STATED EXERCISE: Pull out each line of the data that includes the word "ENOB".

RECORDS PROVIDED:

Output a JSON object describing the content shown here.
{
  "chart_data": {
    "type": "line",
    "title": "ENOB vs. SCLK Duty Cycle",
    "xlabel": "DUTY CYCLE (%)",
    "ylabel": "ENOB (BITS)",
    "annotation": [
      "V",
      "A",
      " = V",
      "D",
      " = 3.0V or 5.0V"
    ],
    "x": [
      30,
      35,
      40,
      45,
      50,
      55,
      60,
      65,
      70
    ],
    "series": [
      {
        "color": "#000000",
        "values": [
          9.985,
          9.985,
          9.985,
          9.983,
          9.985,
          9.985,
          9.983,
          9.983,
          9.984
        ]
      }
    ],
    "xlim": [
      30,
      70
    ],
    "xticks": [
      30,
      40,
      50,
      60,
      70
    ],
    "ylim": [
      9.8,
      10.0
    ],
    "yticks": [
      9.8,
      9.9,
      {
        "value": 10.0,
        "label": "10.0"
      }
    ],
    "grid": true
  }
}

WRITTEN SOLUTION:
    "title": "ENOB vs. SCLK Duty Cycle",
    "ylabel": "ENOB (BITS)",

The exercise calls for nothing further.